| Record excerpts |
──────
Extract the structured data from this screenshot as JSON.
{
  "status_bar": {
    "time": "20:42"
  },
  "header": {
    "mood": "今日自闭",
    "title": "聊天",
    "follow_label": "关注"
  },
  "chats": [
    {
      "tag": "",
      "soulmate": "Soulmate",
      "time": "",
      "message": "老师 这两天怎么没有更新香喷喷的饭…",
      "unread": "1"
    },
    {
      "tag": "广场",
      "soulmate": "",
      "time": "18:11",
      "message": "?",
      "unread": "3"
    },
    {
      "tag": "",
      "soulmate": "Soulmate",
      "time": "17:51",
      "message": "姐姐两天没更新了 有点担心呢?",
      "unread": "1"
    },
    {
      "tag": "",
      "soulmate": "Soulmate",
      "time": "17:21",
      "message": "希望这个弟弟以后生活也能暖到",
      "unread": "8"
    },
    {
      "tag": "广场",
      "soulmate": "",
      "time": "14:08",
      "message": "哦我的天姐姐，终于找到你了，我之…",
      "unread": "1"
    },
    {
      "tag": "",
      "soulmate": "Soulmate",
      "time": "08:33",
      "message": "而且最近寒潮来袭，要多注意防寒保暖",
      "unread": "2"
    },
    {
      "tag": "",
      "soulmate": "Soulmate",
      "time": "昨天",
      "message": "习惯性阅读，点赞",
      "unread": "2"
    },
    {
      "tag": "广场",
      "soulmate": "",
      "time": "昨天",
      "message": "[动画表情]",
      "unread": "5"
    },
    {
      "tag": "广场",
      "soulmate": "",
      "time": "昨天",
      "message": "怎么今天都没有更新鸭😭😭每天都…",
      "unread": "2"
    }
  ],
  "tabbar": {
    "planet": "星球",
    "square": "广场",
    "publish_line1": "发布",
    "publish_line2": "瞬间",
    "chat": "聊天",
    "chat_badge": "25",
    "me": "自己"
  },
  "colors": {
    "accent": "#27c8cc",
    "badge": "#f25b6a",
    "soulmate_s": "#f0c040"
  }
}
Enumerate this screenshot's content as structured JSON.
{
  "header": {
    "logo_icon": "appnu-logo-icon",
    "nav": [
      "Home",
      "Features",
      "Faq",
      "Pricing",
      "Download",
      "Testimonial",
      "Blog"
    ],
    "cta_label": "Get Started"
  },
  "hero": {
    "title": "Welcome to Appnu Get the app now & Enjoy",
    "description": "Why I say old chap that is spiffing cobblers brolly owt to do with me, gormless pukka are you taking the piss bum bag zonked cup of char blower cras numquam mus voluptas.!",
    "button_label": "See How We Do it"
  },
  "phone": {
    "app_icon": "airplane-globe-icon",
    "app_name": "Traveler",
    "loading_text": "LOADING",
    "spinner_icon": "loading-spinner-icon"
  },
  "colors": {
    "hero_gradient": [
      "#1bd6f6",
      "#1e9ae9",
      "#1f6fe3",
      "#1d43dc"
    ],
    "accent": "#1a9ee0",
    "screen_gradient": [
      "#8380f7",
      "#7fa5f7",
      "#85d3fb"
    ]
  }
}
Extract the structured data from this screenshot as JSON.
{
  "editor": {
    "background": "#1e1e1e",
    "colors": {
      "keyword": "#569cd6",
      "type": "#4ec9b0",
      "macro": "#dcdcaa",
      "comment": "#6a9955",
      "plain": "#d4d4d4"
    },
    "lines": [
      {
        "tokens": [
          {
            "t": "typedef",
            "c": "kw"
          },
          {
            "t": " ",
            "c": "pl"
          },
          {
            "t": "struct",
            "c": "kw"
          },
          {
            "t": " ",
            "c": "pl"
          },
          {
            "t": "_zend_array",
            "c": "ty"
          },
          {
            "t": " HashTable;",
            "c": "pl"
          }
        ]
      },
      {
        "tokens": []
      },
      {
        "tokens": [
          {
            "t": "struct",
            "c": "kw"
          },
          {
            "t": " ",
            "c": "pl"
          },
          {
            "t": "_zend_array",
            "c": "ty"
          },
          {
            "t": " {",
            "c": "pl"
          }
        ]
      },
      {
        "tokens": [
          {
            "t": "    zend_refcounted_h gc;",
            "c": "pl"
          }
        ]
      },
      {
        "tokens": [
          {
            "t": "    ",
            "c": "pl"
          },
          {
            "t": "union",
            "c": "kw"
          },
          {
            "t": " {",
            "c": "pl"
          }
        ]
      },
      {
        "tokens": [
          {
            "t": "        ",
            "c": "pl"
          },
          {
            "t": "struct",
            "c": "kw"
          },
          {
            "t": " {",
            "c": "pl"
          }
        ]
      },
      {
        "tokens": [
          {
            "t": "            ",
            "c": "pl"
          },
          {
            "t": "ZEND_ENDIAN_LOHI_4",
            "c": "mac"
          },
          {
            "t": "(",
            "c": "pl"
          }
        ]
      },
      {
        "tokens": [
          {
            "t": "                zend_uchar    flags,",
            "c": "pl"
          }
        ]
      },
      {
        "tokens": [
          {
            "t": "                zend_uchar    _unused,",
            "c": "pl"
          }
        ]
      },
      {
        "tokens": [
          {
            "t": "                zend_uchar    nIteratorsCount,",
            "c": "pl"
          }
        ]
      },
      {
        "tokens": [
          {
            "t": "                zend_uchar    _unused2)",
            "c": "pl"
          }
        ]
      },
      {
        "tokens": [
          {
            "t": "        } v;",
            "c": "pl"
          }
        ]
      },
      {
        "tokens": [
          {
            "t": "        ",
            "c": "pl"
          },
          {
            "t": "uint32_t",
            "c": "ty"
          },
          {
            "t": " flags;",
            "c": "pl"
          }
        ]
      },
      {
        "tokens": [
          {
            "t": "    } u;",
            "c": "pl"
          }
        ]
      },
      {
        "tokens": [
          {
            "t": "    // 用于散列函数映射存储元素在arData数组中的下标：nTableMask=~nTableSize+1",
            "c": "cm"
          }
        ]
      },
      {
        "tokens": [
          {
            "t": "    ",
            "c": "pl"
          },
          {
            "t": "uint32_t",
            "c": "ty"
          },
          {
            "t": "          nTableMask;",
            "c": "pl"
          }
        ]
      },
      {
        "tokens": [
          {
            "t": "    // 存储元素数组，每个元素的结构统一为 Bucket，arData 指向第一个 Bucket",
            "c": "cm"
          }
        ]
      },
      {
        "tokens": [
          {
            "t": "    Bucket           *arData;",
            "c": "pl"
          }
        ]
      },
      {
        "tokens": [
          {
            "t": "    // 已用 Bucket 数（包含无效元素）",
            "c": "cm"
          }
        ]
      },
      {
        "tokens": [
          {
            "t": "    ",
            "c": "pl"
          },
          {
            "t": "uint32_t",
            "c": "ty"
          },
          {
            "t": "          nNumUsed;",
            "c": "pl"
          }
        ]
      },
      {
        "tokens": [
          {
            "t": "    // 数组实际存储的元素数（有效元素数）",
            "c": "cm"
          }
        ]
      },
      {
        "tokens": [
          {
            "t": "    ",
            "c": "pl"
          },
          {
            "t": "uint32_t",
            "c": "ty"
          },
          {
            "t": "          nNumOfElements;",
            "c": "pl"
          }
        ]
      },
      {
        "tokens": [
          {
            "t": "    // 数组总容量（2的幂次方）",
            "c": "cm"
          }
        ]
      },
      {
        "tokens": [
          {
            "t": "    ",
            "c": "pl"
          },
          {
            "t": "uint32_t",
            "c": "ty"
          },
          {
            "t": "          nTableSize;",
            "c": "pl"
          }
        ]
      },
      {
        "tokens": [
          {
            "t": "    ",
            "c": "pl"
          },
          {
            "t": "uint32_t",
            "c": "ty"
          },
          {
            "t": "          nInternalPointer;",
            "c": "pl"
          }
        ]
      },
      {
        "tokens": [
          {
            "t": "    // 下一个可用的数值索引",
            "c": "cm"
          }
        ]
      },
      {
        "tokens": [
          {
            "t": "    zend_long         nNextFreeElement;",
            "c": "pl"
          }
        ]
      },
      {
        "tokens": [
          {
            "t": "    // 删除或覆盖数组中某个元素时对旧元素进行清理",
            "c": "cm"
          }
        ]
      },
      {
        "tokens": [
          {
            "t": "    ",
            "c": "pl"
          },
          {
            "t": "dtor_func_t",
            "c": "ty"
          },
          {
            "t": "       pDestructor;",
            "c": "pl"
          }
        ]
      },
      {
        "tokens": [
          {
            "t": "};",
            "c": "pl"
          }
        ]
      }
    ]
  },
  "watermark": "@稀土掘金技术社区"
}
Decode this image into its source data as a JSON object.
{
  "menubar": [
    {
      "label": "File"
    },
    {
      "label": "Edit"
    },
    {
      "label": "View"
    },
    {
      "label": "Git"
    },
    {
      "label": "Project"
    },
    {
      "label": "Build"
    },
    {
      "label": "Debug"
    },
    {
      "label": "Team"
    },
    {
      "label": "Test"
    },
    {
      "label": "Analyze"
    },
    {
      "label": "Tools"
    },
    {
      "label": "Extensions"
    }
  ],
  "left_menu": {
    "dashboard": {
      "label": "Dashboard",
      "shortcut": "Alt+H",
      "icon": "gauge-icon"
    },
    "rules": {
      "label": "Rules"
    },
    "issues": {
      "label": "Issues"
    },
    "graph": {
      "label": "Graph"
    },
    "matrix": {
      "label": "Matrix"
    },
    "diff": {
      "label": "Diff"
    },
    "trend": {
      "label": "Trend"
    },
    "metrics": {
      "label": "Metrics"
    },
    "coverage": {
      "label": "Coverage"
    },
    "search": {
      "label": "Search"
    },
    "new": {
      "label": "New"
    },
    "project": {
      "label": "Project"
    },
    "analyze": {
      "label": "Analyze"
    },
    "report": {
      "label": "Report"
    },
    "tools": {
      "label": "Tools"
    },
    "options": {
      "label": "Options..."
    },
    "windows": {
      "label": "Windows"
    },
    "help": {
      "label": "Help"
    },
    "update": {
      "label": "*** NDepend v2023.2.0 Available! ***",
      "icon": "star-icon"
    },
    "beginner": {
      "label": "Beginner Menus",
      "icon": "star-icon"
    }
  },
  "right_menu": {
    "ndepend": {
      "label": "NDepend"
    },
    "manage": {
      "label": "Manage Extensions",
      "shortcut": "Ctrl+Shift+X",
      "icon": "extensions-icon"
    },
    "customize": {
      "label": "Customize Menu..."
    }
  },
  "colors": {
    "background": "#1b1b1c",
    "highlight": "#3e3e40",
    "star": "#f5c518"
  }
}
──────
| Required work |
The string "message" may appear in lines of the listing above; tally those lines and give the number only.

| Complete response |
9